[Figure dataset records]
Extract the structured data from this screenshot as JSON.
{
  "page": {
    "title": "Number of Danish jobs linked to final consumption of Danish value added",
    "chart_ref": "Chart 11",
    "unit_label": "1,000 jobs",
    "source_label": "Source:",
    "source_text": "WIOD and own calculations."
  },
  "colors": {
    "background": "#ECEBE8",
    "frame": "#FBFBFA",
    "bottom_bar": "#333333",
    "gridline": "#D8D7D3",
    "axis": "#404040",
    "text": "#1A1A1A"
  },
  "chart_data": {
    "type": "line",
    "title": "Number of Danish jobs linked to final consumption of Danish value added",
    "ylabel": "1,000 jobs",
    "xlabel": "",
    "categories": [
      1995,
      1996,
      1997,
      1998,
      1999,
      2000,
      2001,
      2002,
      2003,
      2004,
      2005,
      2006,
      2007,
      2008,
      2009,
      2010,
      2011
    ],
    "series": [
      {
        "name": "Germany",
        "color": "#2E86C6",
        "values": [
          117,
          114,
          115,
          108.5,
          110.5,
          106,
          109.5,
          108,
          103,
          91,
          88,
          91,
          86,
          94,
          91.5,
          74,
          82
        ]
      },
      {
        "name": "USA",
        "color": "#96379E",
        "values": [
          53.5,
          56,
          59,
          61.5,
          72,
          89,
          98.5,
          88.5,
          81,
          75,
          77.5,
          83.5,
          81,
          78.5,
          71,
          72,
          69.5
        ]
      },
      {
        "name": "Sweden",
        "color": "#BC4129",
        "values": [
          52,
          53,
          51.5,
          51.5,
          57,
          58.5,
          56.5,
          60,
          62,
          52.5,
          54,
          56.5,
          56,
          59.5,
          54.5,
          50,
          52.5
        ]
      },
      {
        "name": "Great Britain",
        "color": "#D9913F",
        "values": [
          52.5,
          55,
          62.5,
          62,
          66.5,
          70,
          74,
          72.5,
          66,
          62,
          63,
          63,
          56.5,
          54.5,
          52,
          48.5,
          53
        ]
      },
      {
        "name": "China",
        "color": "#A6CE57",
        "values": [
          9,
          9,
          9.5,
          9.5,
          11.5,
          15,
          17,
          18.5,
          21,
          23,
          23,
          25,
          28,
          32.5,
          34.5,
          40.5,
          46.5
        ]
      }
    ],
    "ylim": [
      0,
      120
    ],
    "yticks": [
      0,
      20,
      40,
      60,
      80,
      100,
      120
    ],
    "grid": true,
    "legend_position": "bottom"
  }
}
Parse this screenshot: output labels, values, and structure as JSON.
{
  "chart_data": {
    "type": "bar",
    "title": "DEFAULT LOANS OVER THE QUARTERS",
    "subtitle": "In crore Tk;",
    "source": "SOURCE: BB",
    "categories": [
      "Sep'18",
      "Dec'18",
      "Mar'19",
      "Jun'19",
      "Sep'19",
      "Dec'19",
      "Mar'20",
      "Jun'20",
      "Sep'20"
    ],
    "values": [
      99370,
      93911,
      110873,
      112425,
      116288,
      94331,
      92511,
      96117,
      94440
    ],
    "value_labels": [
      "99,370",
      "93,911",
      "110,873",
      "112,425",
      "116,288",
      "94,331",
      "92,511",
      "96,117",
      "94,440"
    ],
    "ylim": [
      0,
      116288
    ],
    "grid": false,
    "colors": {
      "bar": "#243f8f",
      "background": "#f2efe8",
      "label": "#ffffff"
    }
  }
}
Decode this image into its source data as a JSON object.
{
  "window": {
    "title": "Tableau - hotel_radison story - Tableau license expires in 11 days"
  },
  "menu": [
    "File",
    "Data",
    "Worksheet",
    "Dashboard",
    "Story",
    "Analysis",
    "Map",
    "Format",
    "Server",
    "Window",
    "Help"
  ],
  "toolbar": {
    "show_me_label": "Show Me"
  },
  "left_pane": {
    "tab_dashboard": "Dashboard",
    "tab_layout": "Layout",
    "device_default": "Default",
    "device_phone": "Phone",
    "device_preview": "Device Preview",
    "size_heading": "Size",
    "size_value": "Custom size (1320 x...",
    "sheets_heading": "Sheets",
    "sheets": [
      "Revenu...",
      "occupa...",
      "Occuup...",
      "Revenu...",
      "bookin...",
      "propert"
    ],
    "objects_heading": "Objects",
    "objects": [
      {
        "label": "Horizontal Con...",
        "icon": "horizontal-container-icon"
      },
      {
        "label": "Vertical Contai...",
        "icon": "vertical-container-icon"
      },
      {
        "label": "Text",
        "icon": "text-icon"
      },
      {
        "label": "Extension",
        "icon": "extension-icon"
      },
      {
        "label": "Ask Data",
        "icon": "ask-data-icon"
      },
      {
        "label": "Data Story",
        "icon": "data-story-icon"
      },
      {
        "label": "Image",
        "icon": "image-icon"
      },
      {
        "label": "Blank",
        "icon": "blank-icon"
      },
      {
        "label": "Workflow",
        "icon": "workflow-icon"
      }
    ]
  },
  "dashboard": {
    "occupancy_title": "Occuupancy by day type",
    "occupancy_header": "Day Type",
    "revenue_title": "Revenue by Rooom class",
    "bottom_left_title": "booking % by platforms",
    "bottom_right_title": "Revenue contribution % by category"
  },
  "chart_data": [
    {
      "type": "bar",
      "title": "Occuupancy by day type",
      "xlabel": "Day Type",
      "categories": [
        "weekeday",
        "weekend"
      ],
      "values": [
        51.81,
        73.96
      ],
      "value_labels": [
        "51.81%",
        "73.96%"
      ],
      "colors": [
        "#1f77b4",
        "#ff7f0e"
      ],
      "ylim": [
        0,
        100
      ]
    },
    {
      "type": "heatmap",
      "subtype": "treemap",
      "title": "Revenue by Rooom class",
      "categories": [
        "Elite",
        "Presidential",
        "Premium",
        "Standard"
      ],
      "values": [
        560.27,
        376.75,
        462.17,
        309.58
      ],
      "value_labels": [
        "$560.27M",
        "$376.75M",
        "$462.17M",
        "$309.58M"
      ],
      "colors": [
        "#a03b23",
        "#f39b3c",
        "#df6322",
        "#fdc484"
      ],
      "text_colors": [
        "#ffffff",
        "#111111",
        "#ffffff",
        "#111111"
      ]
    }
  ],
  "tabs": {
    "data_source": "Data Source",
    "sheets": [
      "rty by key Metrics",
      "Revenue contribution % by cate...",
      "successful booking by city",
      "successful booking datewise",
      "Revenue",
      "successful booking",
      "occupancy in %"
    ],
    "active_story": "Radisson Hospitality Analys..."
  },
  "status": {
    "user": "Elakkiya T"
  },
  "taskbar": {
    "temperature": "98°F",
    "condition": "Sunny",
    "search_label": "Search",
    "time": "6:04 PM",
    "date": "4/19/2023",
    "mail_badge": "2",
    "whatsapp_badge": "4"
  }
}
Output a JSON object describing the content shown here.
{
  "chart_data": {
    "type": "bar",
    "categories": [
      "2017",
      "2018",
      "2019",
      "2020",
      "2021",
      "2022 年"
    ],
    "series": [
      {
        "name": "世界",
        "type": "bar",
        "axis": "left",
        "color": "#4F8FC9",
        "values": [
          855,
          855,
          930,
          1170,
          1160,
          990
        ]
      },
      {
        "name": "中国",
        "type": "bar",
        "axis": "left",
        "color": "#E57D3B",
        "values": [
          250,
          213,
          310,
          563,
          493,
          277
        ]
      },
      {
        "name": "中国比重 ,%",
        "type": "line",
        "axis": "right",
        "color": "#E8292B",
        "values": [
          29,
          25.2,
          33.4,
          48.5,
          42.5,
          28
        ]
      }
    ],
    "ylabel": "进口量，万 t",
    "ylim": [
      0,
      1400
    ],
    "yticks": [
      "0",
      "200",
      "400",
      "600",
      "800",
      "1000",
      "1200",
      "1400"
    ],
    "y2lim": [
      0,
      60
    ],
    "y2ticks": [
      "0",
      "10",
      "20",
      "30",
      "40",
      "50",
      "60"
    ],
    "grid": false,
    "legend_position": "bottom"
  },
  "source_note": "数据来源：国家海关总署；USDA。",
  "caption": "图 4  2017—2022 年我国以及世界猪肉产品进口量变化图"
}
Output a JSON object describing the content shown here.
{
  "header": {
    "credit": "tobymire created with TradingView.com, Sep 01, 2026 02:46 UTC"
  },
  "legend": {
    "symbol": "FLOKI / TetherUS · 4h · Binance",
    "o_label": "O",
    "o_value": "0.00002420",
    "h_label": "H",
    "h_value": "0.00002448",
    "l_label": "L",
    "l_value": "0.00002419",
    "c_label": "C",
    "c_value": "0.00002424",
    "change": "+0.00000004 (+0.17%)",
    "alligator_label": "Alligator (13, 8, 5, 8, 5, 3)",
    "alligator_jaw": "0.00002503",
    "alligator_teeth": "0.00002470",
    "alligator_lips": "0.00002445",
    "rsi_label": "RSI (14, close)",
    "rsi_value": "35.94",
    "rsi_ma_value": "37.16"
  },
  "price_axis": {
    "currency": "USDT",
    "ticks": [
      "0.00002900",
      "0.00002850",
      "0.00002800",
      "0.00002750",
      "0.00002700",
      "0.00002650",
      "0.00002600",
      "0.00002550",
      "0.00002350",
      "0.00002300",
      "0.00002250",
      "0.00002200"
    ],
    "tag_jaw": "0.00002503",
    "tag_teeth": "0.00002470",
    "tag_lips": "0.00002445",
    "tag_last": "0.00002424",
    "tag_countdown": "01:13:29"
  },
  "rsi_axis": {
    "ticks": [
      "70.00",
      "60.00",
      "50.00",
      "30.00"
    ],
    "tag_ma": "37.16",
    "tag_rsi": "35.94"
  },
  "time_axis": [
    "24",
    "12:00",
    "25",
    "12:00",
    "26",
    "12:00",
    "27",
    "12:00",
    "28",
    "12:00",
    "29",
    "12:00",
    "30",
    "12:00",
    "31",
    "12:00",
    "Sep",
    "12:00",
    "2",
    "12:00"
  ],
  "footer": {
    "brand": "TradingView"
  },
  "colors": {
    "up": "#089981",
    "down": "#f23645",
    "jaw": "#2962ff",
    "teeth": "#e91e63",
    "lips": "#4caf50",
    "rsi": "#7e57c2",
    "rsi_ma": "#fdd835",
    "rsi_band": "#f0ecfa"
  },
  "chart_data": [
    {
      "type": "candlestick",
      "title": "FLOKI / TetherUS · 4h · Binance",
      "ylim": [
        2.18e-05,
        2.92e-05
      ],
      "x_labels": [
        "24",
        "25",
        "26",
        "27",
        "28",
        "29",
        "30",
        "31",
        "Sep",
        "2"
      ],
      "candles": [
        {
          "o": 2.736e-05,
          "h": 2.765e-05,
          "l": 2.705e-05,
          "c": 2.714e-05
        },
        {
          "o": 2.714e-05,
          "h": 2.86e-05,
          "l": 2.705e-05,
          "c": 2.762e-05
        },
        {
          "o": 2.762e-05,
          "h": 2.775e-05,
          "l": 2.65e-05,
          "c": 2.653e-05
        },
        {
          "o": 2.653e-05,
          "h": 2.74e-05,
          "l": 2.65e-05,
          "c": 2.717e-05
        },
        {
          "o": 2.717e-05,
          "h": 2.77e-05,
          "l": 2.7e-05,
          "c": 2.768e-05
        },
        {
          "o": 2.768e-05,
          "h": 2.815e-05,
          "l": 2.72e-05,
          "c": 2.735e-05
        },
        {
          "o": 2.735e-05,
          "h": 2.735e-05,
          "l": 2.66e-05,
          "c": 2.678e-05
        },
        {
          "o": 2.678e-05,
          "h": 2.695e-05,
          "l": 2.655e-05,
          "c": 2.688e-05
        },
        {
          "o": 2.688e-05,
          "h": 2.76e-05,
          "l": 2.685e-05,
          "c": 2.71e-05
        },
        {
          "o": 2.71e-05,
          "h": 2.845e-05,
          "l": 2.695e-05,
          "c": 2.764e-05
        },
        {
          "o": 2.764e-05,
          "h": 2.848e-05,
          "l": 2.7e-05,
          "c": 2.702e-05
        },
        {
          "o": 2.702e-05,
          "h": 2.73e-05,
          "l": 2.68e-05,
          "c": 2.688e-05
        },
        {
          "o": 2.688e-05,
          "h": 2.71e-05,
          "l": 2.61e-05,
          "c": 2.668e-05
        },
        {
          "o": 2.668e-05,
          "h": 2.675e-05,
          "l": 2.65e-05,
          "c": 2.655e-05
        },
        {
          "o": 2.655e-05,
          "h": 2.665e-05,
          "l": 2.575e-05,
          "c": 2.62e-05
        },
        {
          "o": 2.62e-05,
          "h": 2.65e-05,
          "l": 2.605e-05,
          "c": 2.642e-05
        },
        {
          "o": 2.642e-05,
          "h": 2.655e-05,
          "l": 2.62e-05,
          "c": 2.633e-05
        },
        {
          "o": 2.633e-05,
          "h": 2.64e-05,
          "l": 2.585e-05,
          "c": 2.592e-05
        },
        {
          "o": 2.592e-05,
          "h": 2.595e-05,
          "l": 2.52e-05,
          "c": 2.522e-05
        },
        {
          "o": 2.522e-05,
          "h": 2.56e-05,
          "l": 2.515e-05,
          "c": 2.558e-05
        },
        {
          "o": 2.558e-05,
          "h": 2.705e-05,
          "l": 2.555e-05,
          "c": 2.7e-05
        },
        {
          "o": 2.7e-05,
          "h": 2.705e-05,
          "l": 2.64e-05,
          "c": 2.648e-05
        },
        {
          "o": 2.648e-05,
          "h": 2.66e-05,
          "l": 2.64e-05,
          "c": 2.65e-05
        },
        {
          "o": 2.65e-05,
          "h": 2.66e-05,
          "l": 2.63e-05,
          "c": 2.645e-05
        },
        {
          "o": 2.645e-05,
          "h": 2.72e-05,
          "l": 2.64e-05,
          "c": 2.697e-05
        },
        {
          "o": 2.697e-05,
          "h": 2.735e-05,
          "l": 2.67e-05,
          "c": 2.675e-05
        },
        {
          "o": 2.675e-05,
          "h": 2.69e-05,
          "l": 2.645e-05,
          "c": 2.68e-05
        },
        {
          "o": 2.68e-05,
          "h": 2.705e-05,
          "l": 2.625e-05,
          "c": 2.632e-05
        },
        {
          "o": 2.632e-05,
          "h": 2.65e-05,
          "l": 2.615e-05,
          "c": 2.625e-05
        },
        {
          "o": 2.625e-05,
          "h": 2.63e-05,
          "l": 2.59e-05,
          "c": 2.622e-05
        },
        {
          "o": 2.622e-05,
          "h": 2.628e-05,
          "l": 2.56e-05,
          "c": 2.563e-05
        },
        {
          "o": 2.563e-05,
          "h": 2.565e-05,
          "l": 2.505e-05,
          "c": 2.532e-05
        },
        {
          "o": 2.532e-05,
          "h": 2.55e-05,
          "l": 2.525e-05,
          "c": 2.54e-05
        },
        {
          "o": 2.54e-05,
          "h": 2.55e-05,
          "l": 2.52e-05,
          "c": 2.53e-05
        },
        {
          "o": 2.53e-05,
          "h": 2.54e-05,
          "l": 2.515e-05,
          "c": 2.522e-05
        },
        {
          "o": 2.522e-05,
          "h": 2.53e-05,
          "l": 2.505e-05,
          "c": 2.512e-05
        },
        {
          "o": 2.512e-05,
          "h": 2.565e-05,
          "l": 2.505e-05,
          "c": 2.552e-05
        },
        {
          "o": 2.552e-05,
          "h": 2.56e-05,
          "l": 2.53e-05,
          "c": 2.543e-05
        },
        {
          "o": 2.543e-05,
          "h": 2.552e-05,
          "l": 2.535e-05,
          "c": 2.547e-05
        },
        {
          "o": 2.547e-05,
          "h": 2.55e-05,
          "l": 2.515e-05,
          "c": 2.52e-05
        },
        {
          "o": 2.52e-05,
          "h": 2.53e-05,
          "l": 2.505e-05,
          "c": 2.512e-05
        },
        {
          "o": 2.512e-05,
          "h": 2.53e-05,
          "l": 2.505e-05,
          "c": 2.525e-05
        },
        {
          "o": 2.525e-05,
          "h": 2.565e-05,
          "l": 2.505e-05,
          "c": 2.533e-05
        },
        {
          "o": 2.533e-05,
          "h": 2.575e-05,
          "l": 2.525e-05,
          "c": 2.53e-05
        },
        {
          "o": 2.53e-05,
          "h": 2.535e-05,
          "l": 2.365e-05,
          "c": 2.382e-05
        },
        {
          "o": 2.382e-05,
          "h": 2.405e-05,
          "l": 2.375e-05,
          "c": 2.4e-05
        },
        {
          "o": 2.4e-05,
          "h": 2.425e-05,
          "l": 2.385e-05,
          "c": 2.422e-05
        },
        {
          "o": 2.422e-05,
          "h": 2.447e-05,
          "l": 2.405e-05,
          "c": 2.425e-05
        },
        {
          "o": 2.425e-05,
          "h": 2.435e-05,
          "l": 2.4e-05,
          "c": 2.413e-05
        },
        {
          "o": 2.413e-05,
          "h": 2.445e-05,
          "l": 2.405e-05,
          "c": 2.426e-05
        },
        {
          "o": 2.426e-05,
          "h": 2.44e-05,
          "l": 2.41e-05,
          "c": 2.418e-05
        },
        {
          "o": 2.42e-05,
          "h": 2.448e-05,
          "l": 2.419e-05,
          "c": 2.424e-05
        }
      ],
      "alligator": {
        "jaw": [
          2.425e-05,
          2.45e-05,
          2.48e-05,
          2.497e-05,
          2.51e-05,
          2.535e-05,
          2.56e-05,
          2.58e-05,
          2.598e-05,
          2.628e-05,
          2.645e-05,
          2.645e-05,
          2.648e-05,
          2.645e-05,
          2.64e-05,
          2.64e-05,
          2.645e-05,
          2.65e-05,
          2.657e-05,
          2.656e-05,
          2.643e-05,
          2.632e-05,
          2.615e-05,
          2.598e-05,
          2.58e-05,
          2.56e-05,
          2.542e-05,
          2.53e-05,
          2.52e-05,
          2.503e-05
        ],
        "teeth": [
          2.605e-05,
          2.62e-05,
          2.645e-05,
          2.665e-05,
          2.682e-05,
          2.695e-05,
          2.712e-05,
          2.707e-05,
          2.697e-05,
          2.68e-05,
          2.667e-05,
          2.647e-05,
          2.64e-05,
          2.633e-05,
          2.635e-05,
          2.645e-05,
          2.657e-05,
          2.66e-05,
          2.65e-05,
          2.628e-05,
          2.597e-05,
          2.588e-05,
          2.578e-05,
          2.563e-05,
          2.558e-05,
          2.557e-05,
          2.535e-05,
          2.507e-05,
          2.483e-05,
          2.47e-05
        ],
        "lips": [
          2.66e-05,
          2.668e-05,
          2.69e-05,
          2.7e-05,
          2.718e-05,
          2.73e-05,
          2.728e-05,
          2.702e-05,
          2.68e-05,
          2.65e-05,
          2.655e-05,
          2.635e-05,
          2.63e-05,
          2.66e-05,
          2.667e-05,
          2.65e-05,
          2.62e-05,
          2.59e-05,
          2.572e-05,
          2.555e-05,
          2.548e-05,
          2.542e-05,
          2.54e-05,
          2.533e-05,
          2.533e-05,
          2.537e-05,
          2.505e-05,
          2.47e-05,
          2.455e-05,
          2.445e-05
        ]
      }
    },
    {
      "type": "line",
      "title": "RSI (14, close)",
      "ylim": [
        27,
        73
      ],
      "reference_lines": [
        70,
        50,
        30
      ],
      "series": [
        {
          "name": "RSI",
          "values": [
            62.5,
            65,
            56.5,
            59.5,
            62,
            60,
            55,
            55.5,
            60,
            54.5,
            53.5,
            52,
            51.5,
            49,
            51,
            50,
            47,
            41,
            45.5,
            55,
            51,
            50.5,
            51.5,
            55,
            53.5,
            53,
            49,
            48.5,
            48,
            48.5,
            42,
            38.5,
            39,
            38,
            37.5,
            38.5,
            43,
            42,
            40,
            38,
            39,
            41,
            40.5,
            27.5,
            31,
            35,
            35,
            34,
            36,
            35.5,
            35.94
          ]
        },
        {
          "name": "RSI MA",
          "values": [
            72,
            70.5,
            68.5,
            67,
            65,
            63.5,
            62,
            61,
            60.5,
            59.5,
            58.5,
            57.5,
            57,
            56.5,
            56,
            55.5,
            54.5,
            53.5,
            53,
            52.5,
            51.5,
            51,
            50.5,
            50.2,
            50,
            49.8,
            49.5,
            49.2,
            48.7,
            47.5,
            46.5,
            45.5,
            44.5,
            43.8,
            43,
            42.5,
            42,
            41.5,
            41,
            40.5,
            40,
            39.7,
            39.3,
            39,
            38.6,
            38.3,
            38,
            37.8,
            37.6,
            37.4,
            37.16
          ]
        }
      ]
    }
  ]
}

What you need to do:
Where a line in the material contains "icon", copy that line.

Answer in full:
        "icon": "horizontal-container-icon"
        "icon": "vertical-container-icon"
        "icon": "text-icon"
        "icon": "extension-icon"
        "icon": "ask-data-icon"
        "icon": "data-story-icon"
        "icon": "image-icon"
        "icon": "blank-icon"
        "icon": "workflow-icon"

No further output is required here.